* [TEXT SEGMENT]:
------------------------------------------------
Figure 3. Postsynaptic AMPAR density is unchanged in Lgi1−/− mice.

Figure 3

(a) Similar ratios of AMPA to NMDA eEPSCs in CA1 pyramidal cells from P8 Lgi1+/+ (n = 6) and Lgi1−/− mice (n = 7; p > 0.05, t-test), with sample traces above. Scale bars: 20 ms, 50 pA. (b) Top: Representative Western blot and quantification of GluR1 and actin bands showing similar GluR1 protein levels in the hippocampus of P8 Lgi1+/+ (n = 4) and Lgi1−/− mice (n = 5; p > 0.05, t-test). Bottom: Representative Western blot and quantification of GluR2/3 and actin bands showing similar GluR2/3 protein levels in the hippocampus of P8 Lgi1+/+ (n = 3) and Lgi1−/− mice (n = 3; p > 0.05, t-test). (c) Representative immunohistochemical staining for GluR1 (top) and extracellular GluR2 (bottom) subunits in hippocampal sections of Lgi1+/+ (n = 3) and Lgi1−/− (n = 3) mice showing similar expression of the AMPAR subunits at P8. Scale bar: 400 μm.

Consistent with our electrophysiological data, protein levels of the AMPAR GluR1 (Lgi1−/−, n = 5; Lgi1+/+, n = 4; p > 0.05, t-test) and GluR2/3 (Lgi1−/−, n = 3; Lgi1+/+, n = 3; p > 0.05, t-test) subunits were similar in the hippocampus of Lgi1−/− and Lgi1+/+ littermates at P8 by Western blot (Fig. 3b). Likewise, GluR1 and GluR2 expression level revealed by immunostaining was not markedly changed in Lgi1−/− compared to Lgi1+/+ hippocampal slices (Fig. 3c). Altogether, these data suggest that the enhanced synaptic transmission in Lgi1−/− mice does not result from an increase in postsynaptic AMPAR density at early postnatal stage.
------------------------------------------------
* [Dataset entries]:

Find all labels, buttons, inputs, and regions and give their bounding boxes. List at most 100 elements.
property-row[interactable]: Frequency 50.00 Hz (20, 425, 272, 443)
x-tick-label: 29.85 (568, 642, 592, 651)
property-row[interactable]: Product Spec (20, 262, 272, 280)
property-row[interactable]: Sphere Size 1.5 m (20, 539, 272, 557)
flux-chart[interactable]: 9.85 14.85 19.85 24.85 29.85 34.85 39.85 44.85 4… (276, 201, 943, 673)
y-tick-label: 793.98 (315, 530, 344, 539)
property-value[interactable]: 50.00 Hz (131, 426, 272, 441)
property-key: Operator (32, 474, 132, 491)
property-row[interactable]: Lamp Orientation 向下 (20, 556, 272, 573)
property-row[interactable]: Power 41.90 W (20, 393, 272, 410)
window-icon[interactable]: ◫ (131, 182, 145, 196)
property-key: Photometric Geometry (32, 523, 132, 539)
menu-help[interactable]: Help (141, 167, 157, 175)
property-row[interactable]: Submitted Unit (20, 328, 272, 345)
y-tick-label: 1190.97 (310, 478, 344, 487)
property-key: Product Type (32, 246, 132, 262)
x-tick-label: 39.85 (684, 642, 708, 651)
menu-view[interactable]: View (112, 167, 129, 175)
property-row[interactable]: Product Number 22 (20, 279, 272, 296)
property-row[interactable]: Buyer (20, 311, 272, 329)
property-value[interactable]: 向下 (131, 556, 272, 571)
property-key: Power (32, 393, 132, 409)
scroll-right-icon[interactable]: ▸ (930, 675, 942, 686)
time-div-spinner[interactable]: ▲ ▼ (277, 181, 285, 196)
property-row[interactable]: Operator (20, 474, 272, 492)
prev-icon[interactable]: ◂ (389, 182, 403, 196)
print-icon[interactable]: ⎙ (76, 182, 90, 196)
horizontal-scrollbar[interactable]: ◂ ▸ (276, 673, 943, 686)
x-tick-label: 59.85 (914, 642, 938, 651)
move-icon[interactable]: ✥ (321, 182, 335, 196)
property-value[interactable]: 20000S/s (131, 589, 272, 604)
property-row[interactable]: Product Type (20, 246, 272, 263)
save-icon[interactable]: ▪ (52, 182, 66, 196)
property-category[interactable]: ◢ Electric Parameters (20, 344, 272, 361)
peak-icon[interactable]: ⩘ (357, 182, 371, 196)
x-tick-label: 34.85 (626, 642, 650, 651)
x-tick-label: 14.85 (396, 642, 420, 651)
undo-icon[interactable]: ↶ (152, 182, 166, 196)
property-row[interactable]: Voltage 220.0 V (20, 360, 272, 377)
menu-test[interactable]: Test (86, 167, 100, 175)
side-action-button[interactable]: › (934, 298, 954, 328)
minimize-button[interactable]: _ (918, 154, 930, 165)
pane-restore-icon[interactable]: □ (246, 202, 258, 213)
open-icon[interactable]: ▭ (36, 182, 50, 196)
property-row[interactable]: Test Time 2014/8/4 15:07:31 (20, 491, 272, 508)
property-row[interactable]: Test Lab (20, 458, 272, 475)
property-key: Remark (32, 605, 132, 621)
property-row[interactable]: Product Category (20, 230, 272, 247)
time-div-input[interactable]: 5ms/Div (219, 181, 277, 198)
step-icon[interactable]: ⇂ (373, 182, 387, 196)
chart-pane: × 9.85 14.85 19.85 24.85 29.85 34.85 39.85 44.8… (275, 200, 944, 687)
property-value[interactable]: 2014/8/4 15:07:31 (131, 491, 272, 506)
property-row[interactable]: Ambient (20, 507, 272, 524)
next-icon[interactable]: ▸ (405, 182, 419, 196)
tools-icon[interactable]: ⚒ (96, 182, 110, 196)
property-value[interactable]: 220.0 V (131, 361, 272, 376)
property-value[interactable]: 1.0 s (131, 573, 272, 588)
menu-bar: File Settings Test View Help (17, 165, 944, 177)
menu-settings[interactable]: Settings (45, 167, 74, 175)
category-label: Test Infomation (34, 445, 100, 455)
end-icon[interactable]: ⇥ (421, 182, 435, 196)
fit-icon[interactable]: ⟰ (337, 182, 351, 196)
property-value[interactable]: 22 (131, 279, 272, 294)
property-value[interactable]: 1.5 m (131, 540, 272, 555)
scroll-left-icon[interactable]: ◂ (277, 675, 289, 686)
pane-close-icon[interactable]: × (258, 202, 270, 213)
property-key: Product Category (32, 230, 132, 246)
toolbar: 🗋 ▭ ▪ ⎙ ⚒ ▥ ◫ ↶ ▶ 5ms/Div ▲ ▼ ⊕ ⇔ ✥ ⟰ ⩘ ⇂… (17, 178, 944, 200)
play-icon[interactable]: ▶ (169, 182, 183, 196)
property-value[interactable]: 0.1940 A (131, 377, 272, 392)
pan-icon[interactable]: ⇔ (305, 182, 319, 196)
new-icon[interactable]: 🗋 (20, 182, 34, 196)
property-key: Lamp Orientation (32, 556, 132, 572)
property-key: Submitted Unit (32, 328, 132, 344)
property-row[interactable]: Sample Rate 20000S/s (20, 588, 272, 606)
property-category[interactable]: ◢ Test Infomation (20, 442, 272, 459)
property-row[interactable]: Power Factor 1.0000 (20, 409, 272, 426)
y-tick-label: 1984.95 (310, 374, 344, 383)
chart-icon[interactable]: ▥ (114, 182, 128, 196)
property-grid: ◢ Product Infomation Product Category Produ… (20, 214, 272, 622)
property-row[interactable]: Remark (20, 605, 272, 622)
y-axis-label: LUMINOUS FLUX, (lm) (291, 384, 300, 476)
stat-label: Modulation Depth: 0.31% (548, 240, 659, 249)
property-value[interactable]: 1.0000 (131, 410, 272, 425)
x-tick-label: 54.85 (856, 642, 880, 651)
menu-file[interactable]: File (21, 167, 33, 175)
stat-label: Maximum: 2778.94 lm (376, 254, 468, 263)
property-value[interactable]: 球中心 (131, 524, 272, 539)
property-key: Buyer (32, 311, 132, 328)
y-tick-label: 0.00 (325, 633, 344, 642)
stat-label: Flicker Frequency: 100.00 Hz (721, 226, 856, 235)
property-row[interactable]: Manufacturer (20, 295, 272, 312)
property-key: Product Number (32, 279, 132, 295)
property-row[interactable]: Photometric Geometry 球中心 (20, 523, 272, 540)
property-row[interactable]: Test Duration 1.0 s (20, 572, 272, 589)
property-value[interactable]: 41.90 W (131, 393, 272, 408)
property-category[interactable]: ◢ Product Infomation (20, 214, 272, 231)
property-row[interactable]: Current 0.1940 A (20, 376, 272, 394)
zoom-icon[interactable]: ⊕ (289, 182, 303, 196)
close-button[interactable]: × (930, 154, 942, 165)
------------------------------------------------
* [BRIEF 1]: Which scale bar values are given in the figure caption of the passage on AMPAR density in Lgi1−/− mice? List all of them.
* [BRIEF 2]: In one to three sentences, explain why the passage on AMPAR density in Lgi1−/− mice concludes that the enhanced synaptic transmission in these mice does not come from more postsynaptic AMPARs.
* [BRIEF 3]: Extend the passage on AMPAR density in Lgi1−/− mice, starting after its final sentence.

* [TASK RESPONSE 1]: 20 ms, 50 pA, 400 μm

* [TASK RESPONSE 2]: At P8, Lgi1−/− and Lgi1+/+ mice had similar ratios of AMPA to NMDA eEPSCs in CA1 pyramidal cells. Western blots showed similar hippocampal protein levels of the GluR1 and GluR2/3 subunits, and immunostaining showed no marked change in GluR1 and GluR2 expression. Taken together, these results indicate that postsynaptic AMPAR density is unchanged at this early postnatal stage.

* [TASK RESPONSE 3]:
Lgi1−/− mice present presynaptic defects with increased synaptic glutamate levels

To further gain insight into the synaptic compartment at play in the Lgi1 modulation of excitatory transmission, we investigated the subcellular localization of Lgi1 with electron microscopy in the hippocampus of wild type mice. To avoid the non-specificity of certain commercial antibodies in immunostaining experiments15, we used the CSF containing antibodies against LGI1 from a patient with autoimmune encephalitis and confirmed its specificity on mouse brain (Supplementary Fig. S1). The Lgi1 protein signal was detected in thin neurites, presumably axons, and in some presynaptic terminals, but was never found in postsynaptic structures (Fig. 4a).

Figure 4. Presynaptic alterations lead to increased synaptic glutamate levels in Lgi1−/− mice.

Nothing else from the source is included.